**INSTRUCTIONS FOR THE TASK:**
Repeat each line of the material below without change.

==================================================

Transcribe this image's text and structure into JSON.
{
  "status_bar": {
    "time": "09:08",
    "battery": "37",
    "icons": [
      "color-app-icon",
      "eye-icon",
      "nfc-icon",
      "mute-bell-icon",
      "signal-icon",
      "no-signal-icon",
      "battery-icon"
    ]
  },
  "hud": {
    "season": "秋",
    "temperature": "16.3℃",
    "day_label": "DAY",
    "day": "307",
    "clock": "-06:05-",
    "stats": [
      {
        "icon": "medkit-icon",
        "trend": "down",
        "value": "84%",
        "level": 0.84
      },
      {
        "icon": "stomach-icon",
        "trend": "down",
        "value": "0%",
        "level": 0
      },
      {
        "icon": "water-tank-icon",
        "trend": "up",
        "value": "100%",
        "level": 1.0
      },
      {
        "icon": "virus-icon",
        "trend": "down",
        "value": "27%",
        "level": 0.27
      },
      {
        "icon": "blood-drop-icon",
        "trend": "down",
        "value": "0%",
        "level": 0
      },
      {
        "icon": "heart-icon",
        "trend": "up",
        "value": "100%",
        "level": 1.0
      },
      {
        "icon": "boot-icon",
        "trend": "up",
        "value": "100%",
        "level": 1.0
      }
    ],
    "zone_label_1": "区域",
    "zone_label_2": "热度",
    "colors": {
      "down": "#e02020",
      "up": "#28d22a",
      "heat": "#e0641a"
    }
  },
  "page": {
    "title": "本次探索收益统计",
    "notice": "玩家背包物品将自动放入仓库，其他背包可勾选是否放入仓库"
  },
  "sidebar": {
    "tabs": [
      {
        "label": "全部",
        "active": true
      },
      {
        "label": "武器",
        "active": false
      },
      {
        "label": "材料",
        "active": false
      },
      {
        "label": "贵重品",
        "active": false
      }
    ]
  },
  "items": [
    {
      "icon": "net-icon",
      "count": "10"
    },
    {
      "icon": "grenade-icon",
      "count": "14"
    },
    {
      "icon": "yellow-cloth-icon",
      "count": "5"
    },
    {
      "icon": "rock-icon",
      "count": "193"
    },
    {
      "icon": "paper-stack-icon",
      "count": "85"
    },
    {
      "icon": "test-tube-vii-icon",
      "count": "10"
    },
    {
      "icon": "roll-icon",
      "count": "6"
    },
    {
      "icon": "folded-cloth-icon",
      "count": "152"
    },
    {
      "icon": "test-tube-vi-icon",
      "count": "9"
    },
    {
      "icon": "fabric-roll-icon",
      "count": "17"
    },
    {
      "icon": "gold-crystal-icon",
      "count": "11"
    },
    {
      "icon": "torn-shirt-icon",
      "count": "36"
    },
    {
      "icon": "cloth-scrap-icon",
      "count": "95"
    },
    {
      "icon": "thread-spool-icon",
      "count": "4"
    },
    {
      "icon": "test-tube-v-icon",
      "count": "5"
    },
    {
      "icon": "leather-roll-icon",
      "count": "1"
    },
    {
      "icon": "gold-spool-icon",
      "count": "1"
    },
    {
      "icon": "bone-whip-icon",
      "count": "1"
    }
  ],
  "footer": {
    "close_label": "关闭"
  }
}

==================================================

**OUTPUT BELOW:**
Transcribe this image's text and structure into JSON.
{
  "status_bar": {
    "time": "09:08",
    "battery": "37",
    "icons": [
      "color-app-icon",
      "eye-icon",
      "nfc-icon",
      "mute-bell-icon",
      "signal-icon",
      "no-signal-icon",
      "battery-icon"
    ]
  },
  "hud": {
    "season": "秋",
    "temperature": "16.3℃",
    "day_label": "DAY",
    "day": "307",
    "clock": "-06:05-",
    "stats": [
      {
        "icon": "medkit-icon",
        "trend": "down",
        "value": "84%",
        "level": 0.84
      },
      {
        "icon": "stomach-icon",
        "trend": "down",
        "value": "0%",
        "level": 0
      },
      {
        "icon": "water-tank-icon",
        "trend": "up",
        "value": "100%",
        "level": 1.0
      },
      {
        "icon": "virus-icon",
        "trend": "down",
        "value": "27%",
        "level": 0.27
      },
      {
        "icon": "blood-drop-icon",
        "trend": "down",
        "value": "0%",
        "level": 0
      },
      {
        "icon": "heart-icon",
        "trend": "up",
        "value": "100%",
        "level": 1.0
      },
      {
        "icon": "boot-icon",
        "trend": "up",
        "value": "100%",
        "level": 1.0
      }
    ],
    "zone_label_1": "区域",
    "zone_label_2": "热度",
    "colors": {
      "down": "#e02020",
      "up": "#28d22a",
      "heat": "#e0641a"
    }
  },
  "page": {
    "title": "本次探索收益统计",
    "notice": "玩家背包物品将自动放入仓库，其他背包可勾选是否放入仓库"
  },
  "sidebar": {
    "tabs": [
      {
        "label": "全部",
        "active": true
      },
      {
        "label": "武器",
        "active": false
      },
      {
        "label": "材料",
        "active": false
      },
      {
        "label": "贵重品",
        "active": false
      }
    ]
  },
  "items": [
    {
      "icon": "net-icon",
      "count": "10"
    },
    {
      "icon": "grenade-icon",
      "count": "14"
    },
    {
      "icon": "yellow-cloth-icon",
      "count": "5"
    },
    {
      "icon": "rock-icon",
      "count": "193"
    },
    {
      "icon": "paper-stack-icon",
      "count": "85"
    },
    {
      "icon": "test-tube-vii-icon",
      "count": "10"
    },
    {
      "icon": "roll-icon",
      "count": "6"
    },
    {
      "icon": "folded-cloth-icon",
      "count": "152"
    },
    {
      "icon": "test-tube-vi-icon",
      "count": "9"
    },
    {
      "icon": "fabric-roll-icon",
      "count": "17"
    },
    {
      "icon": "gold-crystal-icon",
      "count": "11"
    },
    {
      "icon": "torn-shirt-icon",
      "count": "36"
    },
    {
      "icon": "cloth-scrap-icon",
      "count": "95"
    },
    {
      "icon": "thread-spool-icon",
      "count": "4"
    },
    {
      "icon": "test-tube-v-icon",
      "count": "5"
    },
    {
      "icon": "leather-roll-icon",
      "count": "1"
    },
    {
      "icon": "gold-spool-icon",
      "count": "1"
    },
    {
      "icon": "bone-whip-icon",
      "count": "1"
    }
  ],
  "footer": {
    "close_label": "关闭"
  }
}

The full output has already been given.